EXERCISE INSTRUCTIONS → Type out the records that follow, exactly as given.

Records from a dataset:
— Start —

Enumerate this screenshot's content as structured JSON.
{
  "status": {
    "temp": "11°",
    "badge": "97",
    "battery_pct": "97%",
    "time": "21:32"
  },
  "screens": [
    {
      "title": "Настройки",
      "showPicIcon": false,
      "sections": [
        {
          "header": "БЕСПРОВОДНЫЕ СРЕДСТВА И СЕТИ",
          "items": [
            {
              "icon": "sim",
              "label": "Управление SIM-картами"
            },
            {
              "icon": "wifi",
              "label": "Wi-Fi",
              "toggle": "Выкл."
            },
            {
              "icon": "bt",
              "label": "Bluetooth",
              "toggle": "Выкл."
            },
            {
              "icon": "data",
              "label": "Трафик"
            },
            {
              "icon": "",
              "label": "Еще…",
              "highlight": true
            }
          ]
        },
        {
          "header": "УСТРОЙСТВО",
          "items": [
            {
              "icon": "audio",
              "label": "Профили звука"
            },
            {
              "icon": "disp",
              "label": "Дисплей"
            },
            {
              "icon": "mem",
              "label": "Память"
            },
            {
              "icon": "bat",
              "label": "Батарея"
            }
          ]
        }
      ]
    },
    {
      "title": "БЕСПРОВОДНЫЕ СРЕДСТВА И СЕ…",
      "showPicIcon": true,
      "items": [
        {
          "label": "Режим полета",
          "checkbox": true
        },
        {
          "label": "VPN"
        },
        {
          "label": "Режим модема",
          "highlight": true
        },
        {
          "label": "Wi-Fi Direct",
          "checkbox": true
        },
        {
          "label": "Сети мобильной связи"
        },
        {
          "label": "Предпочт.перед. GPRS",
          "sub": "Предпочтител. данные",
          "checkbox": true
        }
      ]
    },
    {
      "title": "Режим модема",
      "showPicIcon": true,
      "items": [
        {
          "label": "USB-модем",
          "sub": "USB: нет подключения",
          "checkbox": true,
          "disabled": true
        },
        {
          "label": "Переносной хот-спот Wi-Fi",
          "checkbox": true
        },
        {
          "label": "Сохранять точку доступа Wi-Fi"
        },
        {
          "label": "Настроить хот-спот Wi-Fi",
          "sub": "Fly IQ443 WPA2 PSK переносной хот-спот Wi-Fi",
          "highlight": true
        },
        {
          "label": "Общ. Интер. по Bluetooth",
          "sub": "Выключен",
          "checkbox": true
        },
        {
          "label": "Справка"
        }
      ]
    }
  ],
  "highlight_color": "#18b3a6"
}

— End —

RESULT FOR THIS TASK →
Enumerate this screenshot's content as structured JSON.
{
  "status": {
    "temp": "11°",
    "badge": "97",
    "battery_pct": "97%",
    "time": "21:32"
  },
  "screens": [
    {
      "title": "Настройки",
      "showPicIcon": false,
      "sections": [
        {
          "header": "БЕСПРОВОДНЫЕ СРЕДСТВА И СЕТИ",
          "items": [
            {
              "icon": "sim",
              "label": "Управление SIM-картами"
            },
            {
              "icon": "wifi",
              "label": "Wi-Fi",
              "toggle": "Выкл."
            },
            {
              "icon": "bt",
              "label": "Bluetooth",
              "toggle": "Выкл."
            },
            {
              "icon": "data",
              "label": "Трафик"
            },
            {
              "icon": "",
              "label": "Еще…",
              "highlight": true
            }
          ]
        },
        {
          "header": "УСТРОЙСТВО",
          "items": [
            {
              "icon": "audio",
              "label": "Профили звука"
            },
            {
              "icon": "disp",
              "label": "Дисплей"
            },
            {
              "icon": "mem",
              "label": "Память"
            },
            {
              "icon": "bat",
              "label": "Батарея"
            }
          ]
        }
      ]
    },
    {
      "title": "БЕСПРОВОДНЫЕ СРЕДСТВА И СЕ…",
      "showPicIcon": true,
      "items": [
        {
          "label": "Режим полета",
          "checkbox": true
        },
        {
          "label": "VPN"
        },
        {
          "label": "Режим модема",
          "highlight": true
        },
        {
          "label": "Wi-Fi Direct",
          "checkbox": true
        },
        {
          "label": "Сети мобильной связи"
        },
        {
          "label": "Предпочт.перед. GPRS",
          "sub": "Предпочтител. данные",
          "checkbox": true
        }
      ]
    },
    {
      "title": "Режим модема",
      "showPicIcon": true,
      "items": [
        {
          "label": "USB-модем",
          "sub": "USB: нет подключения",
          "checkbox": true,
          "disabled": true
        },
        {
          "label": "Переносной хот-спот Wi-Fi",
          "checkbox": true
        },
        {
          "label": "Сохранять точку доступа Wi-Fi"
        },
        {
          "label": "Настроить хот-спот Wi-Fi",
          "sub": "Fly IQ443 WPA2 PSK переносной хот-спот Wi-Fi",
          "highlight": true
        },
        {
          "label": "Общ. Интер. по Bluetooth",
          "sub": "Выключен",
          "checkbox": true
        },
        {
          "label": "Справка"
        }
      ]
    }
  ],
  "highlight_color": "#18b3a6"
}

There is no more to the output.